Stored data
>>>
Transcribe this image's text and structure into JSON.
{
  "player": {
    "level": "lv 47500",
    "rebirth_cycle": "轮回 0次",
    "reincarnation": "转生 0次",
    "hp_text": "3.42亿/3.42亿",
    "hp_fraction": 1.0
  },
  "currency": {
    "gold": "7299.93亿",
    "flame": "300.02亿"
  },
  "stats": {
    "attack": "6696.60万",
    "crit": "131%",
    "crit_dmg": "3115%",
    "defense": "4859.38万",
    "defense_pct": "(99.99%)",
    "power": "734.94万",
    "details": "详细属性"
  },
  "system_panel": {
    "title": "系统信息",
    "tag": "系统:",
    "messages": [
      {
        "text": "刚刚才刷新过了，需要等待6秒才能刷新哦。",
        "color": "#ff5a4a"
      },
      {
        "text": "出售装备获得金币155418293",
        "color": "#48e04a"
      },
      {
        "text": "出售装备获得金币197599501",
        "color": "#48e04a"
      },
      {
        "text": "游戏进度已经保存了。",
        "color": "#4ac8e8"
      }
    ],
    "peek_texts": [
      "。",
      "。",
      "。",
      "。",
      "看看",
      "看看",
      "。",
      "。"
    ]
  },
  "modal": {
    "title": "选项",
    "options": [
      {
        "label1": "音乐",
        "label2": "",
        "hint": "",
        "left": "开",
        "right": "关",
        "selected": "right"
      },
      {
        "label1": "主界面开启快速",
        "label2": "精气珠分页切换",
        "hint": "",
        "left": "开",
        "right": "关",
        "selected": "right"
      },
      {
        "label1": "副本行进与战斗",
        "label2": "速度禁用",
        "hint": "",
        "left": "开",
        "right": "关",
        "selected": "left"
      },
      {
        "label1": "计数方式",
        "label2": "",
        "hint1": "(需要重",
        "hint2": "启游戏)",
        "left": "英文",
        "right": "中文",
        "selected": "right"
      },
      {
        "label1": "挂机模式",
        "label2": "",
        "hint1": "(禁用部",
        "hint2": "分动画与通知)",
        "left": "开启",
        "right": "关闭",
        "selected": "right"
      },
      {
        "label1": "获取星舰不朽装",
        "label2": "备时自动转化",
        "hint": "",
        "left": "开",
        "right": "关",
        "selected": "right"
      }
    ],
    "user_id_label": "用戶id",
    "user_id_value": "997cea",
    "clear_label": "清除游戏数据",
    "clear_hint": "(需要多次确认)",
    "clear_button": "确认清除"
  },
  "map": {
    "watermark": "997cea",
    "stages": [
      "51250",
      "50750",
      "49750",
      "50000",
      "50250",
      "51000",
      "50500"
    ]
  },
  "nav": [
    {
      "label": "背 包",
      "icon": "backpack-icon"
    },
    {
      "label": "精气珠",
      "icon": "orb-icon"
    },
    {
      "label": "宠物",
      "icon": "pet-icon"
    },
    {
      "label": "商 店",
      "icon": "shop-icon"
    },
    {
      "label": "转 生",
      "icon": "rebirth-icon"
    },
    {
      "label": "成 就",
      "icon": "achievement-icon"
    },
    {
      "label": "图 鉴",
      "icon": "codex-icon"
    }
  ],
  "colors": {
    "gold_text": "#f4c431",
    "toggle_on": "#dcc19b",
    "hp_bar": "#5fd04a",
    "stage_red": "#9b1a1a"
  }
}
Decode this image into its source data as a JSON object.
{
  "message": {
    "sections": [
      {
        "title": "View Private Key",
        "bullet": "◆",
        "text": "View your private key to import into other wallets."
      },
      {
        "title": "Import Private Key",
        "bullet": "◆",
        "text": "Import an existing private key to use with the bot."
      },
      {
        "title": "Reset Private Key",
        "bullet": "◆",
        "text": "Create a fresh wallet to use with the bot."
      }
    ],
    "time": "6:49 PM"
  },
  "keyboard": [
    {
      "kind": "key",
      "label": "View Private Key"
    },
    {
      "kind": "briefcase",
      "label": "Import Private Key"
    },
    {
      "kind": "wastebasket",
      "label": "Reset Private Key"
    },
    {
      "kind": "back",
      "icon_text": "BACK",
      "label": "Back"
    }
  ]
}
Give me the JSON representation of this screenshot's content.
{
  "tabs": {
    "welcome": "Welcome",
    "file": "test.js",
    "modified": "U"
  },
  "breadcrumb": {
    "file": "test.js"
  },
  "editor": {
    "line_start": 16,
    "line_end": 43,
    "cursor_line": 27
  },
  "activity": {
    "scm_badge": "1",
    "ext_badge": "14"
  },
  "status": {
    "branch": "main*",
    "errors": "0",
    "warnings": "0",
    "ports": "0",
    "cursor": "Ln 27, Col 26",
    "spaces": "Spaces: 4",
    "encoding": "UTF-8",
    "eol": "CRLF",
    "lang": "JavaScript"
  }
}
<<<
[Exercise aim] Repeat word for word every line from the one that holds "Give me the" to the end. Both ends count.

[Right answer]
Give me the JSON representation of this screenshot's content.
{
  "tabs": {
    "welcome": "Welcome",
    "file": "test.js",
    "modified": "U"
  },
  "breadcrumb": {
    "file": "test.js"
  },
  "editor": {
    "line_start": 16,
    "line_end": 43,
    "cursor_line": 27
  },
  "activity": {
    "scm_badge": "1",
    "ext_badge": "14"
  },
  "status": {
    "branch": "main*",
    "errors": "0",
    "warnings": "0",
    "ports": "0",
    "cursor": "Ln 27, Col 26",
    "spaces": "Spaces: 4",
    "encoding": "UTF-8",
    "eol": "CRLF",
    "lang": "JavaScript"
  }
}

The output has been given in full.